### DO THIS
Extract every line that includes the string "Nucleotide".

/---

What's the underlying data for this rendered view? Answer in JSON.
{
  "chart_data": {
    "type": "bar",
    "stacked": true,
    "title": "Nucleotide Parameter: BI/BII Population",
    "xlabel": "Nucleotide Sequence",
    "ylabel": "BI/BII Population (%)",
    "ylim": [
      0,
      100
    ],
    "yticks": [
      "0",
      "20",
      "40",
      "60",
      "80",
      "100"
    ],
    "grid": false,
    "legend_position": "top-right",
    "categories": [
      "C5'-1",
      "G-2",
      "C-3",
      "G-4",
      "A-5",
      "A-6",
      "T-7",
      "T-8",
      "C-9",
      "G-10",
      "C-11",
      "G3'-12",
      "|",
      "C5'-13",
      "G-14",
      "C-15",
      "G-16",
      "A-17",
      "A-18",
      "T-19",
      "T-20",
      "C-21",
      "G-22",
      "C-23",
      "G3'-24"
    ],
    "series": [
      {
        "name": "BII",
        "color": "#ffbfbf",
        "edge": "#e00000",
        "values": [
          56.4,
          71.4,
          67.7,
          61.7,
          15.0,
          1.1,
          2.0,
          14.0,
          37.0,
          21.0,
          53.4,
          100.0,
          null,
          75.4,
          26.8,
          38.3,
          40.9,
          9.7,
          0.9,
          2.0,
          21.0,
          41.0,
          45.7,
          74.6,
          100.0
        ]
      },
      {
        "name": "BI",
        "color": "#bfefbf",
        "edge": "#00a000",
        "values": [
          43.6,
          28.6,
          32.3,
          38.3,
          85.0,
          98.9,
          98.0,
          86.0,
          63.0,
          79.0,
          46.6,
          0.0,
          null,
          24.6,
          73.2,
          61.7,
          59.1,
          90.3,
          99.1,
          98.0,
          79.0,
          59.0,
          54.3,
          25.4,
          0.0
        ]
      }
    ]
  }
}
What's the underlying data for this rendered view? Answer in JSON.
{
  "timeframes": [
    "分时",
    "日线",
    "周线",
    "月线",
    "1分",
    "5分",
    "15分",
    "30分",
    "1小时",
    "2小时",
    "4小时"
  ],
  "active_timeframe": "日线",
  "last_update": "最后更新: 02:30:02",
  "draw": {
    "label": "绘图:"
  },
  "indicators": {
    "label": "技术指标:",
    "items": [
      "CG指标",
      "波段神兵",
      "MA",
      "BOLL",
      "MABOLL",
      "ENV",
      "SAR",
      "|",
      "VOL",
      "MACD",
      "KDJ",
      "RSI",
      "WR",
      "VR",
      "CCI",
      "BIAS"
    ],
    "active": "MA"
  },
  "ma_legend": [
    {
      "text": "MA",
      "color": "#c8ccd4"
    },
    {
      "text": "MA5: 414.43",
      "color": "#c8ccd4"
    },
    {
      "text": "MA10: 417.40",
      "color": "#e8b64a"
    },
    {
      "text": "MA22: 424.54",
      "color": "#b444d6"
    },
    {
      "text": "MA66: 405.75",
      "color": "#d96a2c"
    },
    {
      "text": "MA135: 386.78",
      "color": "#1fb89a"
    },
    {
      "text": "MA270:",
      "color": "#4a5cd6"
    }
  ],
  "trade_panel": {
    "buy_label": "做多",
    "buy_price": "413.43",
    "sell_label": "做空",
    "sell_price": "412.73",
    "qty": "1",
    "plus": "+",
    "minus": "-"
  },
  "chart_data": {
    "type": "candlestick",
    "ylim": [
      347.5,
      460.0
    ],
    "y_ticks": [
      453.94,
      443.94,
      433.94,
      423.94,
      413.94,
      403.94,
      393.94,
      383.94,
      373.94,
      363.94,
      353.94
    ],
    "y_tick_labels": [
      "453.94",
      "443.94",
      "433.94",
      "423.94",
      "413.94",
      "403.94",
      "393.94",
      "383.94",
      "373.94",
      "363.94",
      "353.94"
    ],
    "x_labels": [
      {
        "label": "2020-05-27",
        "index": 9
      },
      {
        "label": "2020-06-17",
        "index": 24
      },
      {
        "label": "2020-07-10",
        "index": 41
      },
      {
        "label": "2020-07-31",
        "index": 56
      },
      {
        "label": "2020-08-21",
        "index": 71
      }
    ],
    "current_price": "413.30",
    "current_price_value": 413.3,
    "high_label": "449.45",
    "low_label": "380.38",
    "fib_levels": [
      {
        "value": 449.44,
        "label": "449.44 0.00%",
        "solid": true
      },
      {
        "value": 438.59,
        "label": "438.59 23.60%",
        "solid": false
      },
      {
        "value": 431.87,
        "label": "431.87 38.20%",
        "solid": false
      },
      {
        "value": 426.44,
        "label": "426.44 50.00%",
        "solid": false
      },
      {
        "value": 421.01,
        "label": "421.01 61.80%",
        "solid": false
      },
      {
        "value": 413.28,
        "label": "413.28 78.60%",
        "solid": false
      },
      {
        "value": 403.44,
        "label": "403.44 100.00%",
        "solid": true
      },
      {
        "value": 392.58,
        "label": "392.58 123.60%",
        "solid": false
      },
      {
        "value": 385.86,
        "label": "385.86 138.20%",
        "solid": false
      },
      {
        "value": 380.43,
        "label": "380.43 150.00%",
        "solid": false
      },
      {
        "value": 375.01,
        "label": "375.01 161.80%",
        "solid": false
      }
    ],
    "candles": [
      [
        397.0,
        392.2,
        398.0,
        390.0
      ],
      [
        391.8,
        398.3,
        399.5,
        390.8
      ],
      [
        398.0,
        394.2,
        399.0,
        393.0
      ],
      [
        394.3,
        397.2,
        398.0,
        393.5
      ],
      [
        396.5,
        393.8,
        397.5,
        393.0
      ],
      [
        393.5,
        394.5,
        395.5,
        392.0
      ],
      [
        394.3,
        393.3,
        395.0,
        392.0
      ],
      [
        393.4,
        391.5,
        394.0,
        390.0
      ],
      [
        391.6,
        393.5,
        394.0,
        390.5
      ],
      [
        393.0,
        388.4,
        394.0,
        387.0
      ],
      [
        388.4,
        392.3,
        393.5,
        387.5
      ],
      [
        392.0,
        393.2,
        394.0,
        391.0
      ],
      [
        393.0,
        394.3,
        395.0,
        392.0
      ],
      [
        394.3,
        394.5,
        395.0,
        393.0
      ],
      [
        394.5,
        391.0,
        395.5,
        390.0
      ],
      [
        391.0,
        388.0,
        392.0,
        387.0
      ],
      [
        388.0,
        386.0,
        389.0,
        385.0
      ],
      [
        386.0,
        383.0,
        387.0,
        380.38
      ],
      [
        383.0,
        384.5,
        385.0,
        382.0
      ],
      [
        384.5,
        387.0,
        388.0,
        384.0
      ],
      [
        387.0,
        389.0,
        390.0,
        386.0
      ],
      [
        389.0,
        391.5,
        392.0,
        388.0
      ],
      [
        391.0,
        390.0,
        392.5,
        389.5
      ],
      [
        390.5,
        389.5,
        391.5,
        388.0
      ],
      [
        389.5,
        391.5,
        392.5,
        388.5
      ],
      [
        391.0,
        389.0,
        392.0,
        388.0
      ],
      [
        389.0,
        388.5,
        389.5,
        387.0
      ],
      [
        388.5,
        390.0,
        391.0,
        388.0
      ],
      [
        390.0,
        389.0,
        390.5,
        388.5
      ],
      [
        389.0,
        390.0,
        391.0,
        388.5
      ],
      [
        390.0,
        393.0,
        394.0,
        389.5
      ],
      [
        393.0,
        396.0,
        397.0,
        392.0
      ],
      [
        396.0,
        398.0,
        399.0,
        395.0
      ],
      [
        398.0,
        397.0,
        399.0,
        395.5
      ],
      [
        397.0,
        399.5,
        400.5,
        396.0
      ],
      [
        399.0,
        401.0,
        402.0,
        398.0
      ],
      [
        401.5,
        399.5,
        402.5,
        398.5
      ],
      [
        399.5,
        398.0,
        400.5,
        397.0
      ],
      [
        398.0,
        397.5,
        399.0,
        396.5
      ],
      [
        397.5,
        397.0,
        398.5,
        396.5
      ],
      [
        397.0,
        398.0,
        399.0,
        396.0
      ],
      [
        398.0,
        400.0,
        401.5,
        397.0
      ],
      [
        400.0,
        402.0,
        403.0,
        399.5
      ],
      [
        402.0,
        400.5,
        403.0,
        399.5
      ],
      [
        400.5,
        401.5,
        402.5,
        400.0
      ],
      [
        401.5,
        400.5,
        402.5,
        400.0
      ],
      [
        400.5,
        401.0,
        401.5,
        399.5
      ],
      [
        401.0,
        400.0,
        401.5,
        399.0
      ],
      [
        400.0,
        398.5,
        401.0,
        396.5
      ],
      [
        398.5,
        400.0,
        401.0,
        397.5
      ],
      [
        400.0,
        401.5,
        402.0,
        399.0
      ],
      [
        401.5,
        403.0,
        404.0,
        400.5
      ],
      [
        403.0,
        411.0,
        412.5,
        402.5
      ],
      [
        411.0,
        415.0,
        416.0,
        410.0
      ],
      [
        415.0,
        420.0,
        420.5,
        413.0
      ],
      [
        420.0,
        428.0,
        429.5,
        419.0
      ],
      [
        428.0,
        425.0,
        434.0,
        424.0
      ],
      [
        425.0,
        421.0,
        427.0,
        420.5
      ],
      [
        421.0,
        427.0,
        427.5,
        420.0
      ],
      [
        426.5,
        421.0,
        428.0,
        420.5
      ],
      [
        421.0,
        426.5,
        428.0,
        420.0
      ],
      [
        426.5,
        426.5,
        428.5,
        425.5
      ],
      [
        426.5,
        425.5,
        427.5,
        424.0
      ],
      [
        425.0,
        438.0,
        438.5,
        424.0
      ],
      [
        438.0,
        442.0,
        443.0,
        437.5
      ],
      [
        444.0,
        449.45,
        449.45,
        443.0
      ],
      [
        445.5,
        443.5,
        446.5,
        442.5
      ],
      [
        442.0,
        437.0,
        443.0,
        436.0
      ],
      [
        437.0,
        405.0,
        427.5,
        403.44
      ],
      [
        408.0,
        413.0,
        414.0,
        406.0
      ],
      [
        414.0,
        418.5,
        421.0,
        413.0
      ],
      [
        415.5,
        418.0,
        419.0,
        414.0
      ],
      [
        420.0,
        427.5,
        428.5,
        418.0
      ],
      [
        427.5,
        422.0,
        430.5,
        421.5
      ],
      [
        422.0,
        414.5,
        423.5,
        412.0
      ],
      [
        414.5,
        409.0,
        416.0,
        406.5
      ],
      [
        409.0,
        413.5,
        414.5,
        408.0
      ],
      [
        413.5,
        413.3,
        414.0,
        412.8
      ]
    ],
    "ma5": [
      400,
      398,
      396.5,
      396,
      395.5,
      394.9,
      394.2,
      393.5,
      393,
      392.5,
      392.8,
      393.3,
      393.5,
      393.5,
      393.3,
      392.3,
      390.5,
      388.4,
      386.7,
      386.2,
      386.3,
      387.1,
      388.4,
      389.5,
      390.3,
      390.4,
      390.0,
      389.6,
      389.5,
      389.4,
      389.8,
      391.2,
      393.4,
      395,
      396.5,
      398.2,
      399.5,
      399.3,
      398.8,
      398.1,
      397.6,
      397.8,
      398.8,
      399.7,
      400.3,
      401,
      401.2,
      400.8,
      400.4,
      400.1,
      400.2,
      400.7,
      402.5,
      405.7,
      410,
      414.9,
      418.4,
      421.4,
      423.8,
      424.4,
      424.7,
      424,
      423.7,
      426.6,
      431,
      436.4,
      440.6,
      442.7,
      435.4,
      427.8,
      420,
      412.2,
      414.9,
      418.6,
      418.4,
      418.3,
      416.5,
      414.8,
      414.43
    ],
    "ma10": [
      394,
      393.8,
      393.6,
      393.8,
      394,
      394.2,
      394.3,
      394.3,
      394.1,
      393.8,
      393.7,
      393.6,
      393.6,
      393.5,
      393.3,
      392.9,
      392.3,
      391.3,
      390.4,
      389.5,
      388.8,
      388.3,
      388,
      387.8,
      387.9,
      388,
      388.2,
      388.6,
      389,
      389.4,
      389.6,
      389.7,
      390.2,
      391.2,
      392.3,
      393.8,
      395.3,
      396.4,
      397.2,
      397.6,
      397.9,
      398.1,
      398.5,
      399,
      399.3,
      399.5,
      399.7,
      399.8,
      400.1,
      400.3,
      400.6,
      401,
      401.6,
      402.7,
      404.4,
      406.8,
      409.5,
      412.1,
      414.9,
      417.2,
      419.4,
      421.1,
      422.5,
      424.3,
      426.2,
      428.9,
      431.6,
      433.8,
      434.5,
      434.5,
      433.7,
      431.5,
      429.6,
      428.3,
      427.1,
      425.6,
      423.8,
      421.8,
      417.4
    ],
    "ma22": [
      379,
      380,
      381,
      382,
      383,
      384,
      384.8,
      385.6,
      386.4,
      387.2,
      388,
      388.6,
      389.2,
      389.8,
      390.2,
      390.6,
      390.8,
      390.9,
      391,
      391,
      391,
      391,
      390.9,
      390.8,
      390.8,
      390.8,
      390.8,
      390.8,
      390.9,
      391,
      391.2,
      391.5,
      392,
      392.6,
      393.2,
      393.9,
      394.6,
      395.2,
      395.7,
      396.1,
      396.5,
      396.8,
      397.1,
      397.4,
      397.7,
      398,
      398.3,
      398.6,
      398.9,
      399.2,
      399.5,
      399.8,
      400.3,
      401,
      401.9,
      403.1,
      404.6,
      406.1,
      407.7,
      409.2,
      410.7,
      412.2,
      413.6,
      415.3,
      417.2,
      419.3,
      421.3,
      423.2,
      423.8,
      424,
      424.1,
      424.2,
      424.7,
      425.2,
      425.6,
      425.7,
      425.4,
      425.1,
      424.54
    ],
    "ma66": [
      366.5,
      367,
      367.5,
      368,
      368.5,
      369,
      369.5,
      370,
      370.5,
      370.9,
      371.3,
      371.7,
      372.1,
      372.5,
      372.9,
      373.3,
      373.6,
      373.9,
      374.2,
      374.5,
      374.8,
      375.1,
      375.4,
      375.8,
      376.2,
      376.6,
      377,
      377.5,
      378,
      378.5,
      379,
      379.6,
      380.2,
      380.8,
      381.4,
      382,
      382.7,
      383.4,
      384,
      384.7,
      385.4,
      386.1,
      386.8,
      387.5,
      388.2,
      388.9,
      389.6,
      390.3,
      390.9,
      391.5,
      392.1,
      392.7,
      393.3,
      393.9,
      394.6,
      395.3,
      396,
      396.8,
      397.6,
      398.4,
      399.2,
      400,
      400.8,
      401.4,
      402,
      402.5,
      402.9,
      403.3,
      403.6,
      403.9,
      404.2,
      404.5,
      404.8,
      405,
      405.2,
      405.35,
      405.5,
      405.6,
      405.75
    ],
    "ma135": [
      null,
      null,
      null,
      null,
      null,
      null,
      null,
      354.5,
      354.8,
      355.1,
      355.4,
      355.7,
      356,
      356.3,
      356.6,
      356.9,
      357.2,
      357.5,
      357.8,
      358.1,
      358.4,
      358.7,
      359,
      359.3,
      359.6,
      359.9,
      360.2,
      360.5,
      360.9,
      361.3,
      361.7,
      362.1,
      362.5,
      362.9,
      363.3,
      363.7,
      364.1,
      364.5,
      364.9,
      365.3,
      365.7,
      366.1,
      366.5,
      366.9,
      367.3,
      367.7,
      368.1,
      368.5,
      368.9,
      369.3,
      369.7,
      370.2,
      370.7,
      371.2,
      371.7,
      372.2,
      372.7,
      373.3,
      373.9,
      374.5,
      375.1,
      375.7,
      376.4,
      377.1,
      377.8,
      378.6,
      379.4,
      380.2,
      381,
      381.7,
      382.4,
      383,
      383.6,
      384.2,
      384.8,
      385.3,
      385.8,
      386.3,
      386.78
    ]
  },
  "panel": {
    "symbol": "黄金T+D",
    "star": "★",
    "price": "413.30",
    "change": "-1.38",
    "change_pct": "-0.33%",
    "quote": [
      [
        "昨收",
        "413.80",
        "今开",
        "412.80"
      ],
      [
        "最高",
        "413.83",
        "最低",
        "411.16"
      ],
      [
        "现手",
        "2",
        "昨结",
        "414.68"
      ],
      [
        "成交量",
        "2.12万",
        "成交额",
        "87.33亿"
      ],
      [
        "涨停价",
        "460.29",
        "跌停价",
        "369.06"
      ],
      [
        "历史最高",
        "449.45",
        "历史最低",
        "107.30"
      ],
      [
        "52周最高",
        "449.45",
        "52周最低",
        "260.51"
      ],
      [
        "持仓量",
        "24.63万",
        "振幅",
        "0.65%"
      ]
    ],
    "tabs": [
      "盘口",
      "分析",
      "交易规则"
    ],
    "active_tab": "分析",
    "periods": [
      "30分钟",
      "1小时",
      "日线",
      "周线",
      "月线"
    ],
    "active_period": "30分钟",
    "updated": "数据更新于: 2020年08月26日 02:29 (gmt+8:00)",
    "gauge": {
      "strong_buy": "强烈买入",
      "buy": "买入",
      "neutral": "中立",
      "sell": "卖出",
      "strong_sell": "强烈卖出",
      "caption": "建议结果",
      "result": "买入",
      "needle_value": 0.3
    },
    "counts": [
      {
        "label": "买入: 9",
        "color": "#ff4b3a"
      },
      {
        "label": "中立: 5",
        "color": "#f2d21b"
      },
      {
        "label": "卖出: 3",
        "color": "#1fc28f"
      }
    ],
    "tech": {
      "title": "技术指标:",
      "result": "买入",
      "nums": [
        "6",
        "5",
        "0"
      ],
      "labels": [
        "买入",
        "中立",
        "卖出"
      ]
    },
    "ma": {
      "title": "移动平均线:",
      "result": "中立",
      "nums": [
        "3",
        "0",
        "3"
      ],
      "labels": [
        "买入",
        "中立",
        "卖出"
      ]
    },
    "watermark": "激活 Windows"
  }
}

\---

### FINAL ANSWER
    "title": "Nucleotide Parameter: BI/BII Population",
    "xlabel": "Nucleotide Sequence",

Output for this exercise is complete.